PR, Passion and Prejudice

Russian choreographer Boris Eifman is renowned for his uniquely theatrical productions. Following a successful stint at the London Coliseum in April, he spoke to Gwendolyn Smith about his most recent works. 

A lithe, muscled body is elevated on the stage. It hammers at a fleshy mound of arms and legs. Each arc starts with grace but ends in a splintering crack. As the curtain begins to fall, the strikes continue to whip through the auditorium.

The man next to me raises his eyebrows in gentle mockery but the elegant woman with a chignon behind is frozen in her seat behind me, eyes wet. As the curtain comes back up the audience is faced with a line of ballet dancers and their choreographer, Boris Eifman. He is dimunitive in comparison with the rest of the company.

Boris Eifman

Boris Eifman

Rodin, a ballet choreographed by Eifman, which ran in April in London’s Coliseum, tells the story of the 19th century French sculptor Rodin and his muse and mistress Camille Claudel. Theirs was a fraught, passionate affair, and Claudel was eventually committed to a mental asylum.

Although hardly the dance of the sugar plum fairy, such tortuous instances of humanity are, Eifman tells me, the perfect subject for a ballet. “In daily life there are a lot of moments of diplomacy, of full cooperation, and people are more motivated to coexist together. But if you think about the extreme moments, those are the times when people show their true nature.”

In this airy conference room, Eifman doesn’t look like the sort who deals in extreme emotion. He sits with a shy smile on his face in a white, open-necked suit. His skin is olive and lined and tufts of his hair frizz into a short, silvery afro. He’s endearingly ursine.

There are some critics who use controversial works for a sort of self-PR

Still, his ballets tell other stories. Rodin charged from one manic interlude to the next. The dancers pounded around the stage from one leap to another. Each step seemed to be a double-jointed contortion of hysteria.

The choreographer’s critics have castigated his style. The Guardian’s dance critic, Judith Mackrell, wrote in a review of Rodin: “The nuances of [Rodin and Claudin’s] story are almost entirely crushed under the splashy melodrama of Eifman’s narrative method.”

### Tasks to carry out
a) From the Eifman profile, reproduce the text starting with "Although hardly the" and going on through "He’s endearingly ursine.".
b) Name every person the Eifman profile mentions, leaving out the words inside the quotation from the review of Rodin.
c) According to the Eifman profile, what eventually happened to Camille Claudel?

### Available data
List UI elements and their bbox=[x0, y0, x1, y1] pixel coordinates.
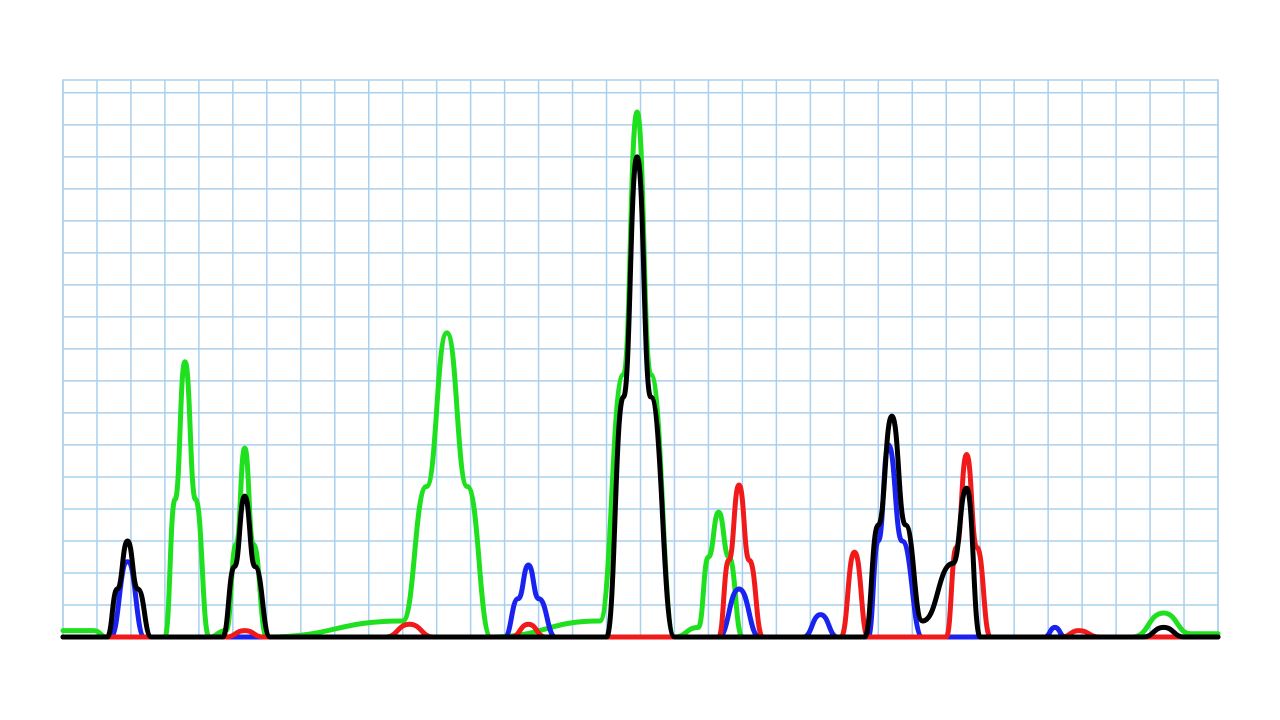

### Results by task
a)
Although hardly the dance of the sugar plum fairy, such tortuous instances of humanity are, Eifman tells me, the perfect subject for a ballet. “In daily life there are a lot of moments of diplomacy, of full cooperation, and people are more motivated to coexist together. But if you think about the extreme moments, those are the times when people show their true nature.”

In this airy conference room, Eifman doesn’t look like the sort who deals in extreme emotion. He sits with a shy smile on his face in a white, open-necked suit. His skin is olive and lined and tufts of his hair frizz into a short, silvery afro. He’s endearingly ursine.

b)
Boris Eifman
Gwendolyn Smith
Rodin
Camille Claudel
Judith Mackrell

c) She was committed to a mental asylum.